● **Task input**
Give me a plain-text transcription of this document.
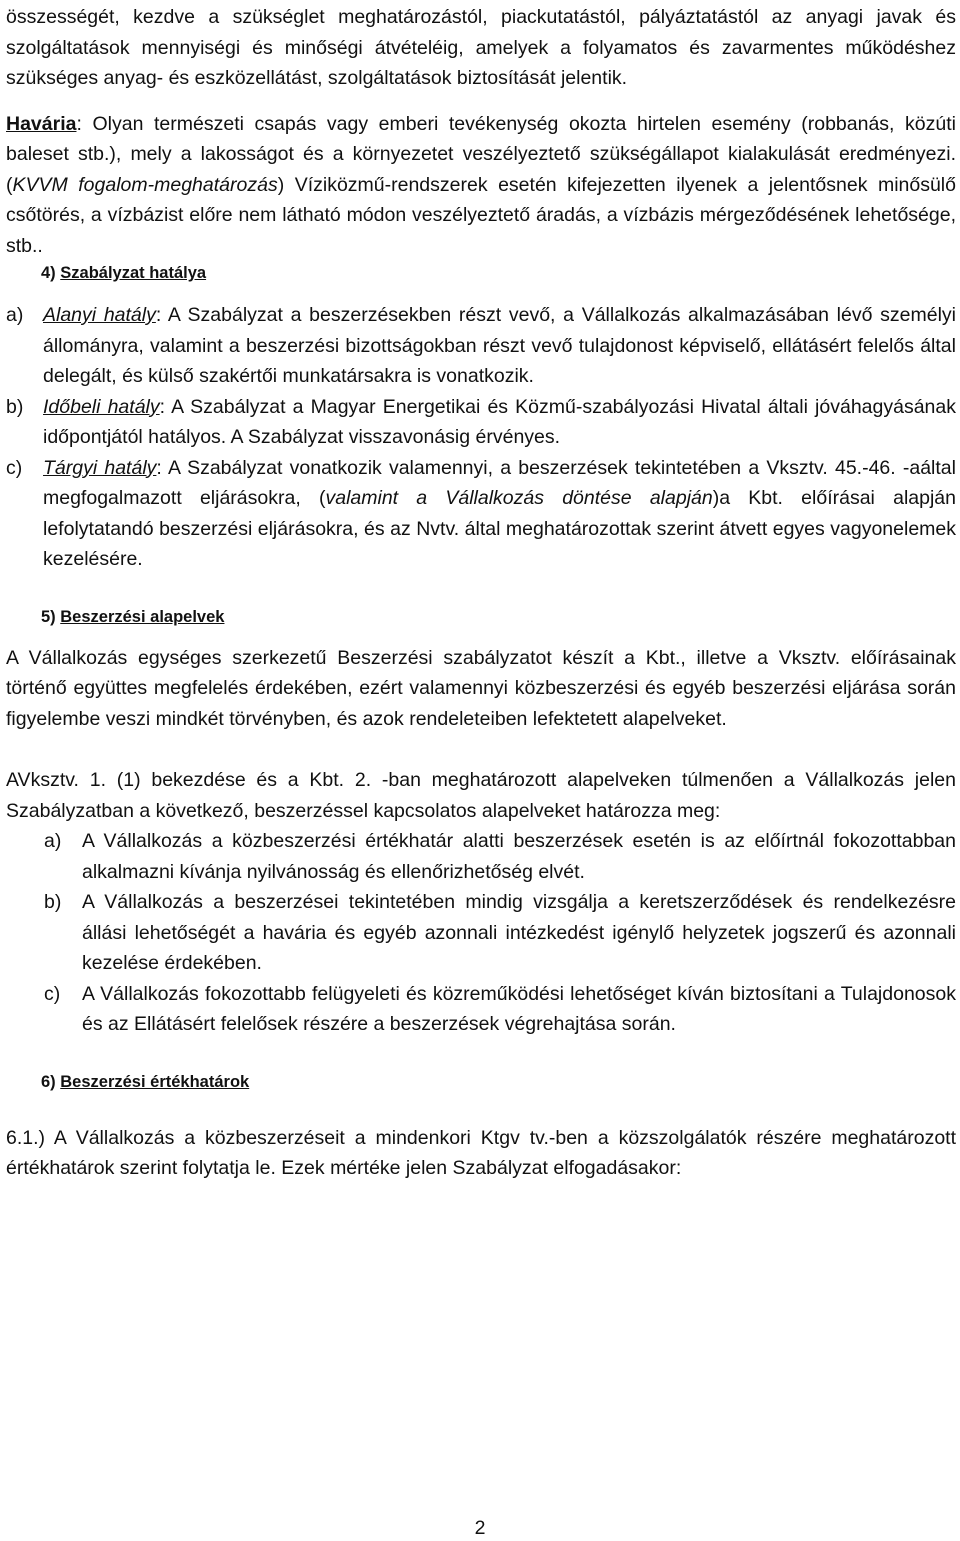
összességét, kezdve a szükséglet meghatározástól, piackutatástól, pályáztatástól az anyagi javak és szolgáltatások mennyiségi és minőségi átvételéig, amelyek a folyamatos és zavarmentes működéshez szükséges anyag- és eszközellátást, szolgáltatások biztosítását jelentik.

Havária: Olyan természeti csapás vagy emberi tevékenység okozta hirtelen esemény (robbanás, közúti baleset stb.), mely a lakosságot és a környezetet veszélyeztető szükségállapot kialakulását eredményezi. (KVVM fogalom-meghatározás) Víziközmű-rendszerek esetén kifejezetten ilyenek a jelentősnek minősülő csőtörés, a vízbázist előre nem látható módon veszélyeztető áradás, a vízbázis mérgeződésének lehetősége, stb..

4) Szabályzat hatálya
a)	Alanyi hatály: A Szabályzat a beszerzésekben részt vevő, a Vállalkozás alkalmazásában lévő személyi állományra, valamint a beszerzési bizottságokban részt vevő tulajdonost képviselő, ellátásért felelős által delegált, és külső szakértői munkatársakra is vonatkozik.
b)	Időbeli hatály: A Szabályzat a Magyar Energetikai és Közmű-szabályozási Hivatal általi jóváhagyásának időpontjától hatályos. A Szabályzat visszavonásig érvényes.
c)	Tárgyi hatály: A Szabályzat vonatkozik valamennyi, a beszerzések tekintetében a Vksztv. 45.-46. -aáltal megfogalmazott eljárásokra, (valamint a Vállalkozás döntése alapján)a Kbt. előírásai alapján lefolytatandó beszerzési eljárásokra, és az Nvtv. által meghatározottak szerint átvett egyes vagyonelemek kezelésére.
5) Beszerzési alapelvek

A Vállalkozás egységes szerkezetű Beszerzési szabályzatot készít a Kbt., illetve a Vksztv. előírásainak történő együttes megfelelés érdekében, ezért valamennyi közbeszerzési és egyéb beszerzési eljárása során figyelembe veszi mindkét törvényben, és azok rendeleteiben lefektetett alapelveket.

AVksztv. 1. (1) bekezdése és a Kbt. 2. -ban meghatározott alapelveken túlmenően a Vállalkozás jelen Szabályzatban a következő, beszerzéssel kapcsolatos alapelveket határozza meg:

a)	A Vállalkozás a közbeszerzési értékhatár alatti beszerzések esetén is az előírtnál fokozottabban alkalmazni kívánja nyilvánosság és ellenőrizhetőség elvét.
b)	A Vállalkozás a beszerzései tekintetében mindig vizsgálja a keretszerződések és rendelkezésre állási lehetőségét a havária és egyéb azonnali intézkedést igénylő helyzetek jogszerű és azonnali kezelése érdekében.
c)	A Vállalkozás fokozottabb felügyeleti és közreműködési lehetőséget kíván biztosítani a Tulajdonosok és az Ellátásért felelősek részére a beszerzések végrehajtása során.
6) Beszerzési értékhatárok

6.1.) A Vállalkozás a közbeszerzéseit a mindenkori Ktgv tv.-ben a közszolgálatók részére meghatározott értékhatárok szerint folytatja le. Ezek mértéke jelen Szabályzat elfogadásakor:

2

● **Written instruction**
Using the data above, print every line exactly, omitting pictures.

● **Output**
Give me a plain-text transcription of this document.
összességét, kezdve a szükséglet meghatározástól, piackutatástól, pályáztatástól az anyagi javak és szolgáltatások mennyiségi és minőségi átvételéig, amelyek a folyamatos és zavarmentes működéshez szükséges anyag- és eszközellátást, szolgáltatások biztosítását jelentik.

Havária: Olyan természeti csapás vagy emberi tevékenység okozta hirtelen esemény (robbanás, közúti baleset stb.), mely a lakosságot és a környezetet veszélyeztető szükségállapot kialakulását eredményezi. (KVVM fogalom-meghatározás) Víziközmű-rendszerek esetén kifejezetten ilyenek a jelentősnek minősülő csőtörés, a vízbázist előre nem látható módon veszélyeztető áradás, a vízbázis mérgeződésének lehetősége, stb..

4) Szabályzat hatálya
a)	Alanyi hatály: A Szabályzat a beszerzésekben részt vevő, a Vállalkozás alkalmazásában lévő személyi állományra, valamint a beszerzési bizottságokban részt vevő tulajdonost képviselő, ellátásért felelős által delegált, és külső szakértői munkatársakra is vonatkozik.
b)	Időbeli hatály: A Szabályzat a Magyar Energetikai és Közmű-szabályozási Hivatal általi jóváhagyásának időpontjától hatályos. A Szabályzat visszavonásig érvényes.
c)	Tárgyi hatály: A Szabályzat vonatkozik valamennyi, a beszerzések tekintetében a Vksztv. 45.-46. -aáltal megfogalmazott eljárásokra, (valamint a Vállalkozás döntése alapján)a Kbt. előírásai alapján lefolytatandó beszerzési eljárásokra, és az Nvtv. által meghatározottak szerint átvett egyes vagyonelemek kezelésére.
5) Beszerzési alapelvek

A Vállalkozás egységes szerkezetű Beszerzési szabályzatot készít a Kbt., illetve a Vksztv. előírásainak történő együttes megfelelés érdekében, ezért valamennyi közbeszerzési és egyéb beszerzési eljárása során figyelembe veszi mindkét törvényben, és azok rendeleteiben lefektetett alapelveket.

AVksztv. 1. (1) bekezdése és a Kbt. 2. -ban meghatározott alapelveken túlmenően a Vállalkozás jelen Szabályzatban a következő, beszerzéssel kapcsolatos alapelveket határozza meg:

a)	A Vállalkozás a közbeszerzési értékhatár alatti beszerzések esetén is az előírtnál fokozottabban alkalmazni kívánja nyilvánosság és ellenőrizhetőség elvét.
b)	A Vállalkozás a beszerzései tekintetében mindig vizsgálja a keretszerződések és rendelkezésre állási lehetőségét a havária és egyéb azonnali intézkedést igénylő helyzetek jogszerű és azonnali kezelése érdekében.
c)	A Vállalkozás fokozottabb felügyeleti és közreműködési lehetőséget kíván biztosítani a Tulajdonosok és az Ellátásért felelősek részére a beszerzések végrehajtása során.
6) Beszerzési értékhatárok

6.1.) A Vállalkozás a közbeszerzéseit a mindenkori Ktgv tv.-ben a közszolgálatók részére meghatározott értékhatárok szerint folytatja le. Ezek mértéke jelen Szabályzat elfogadásakor:

2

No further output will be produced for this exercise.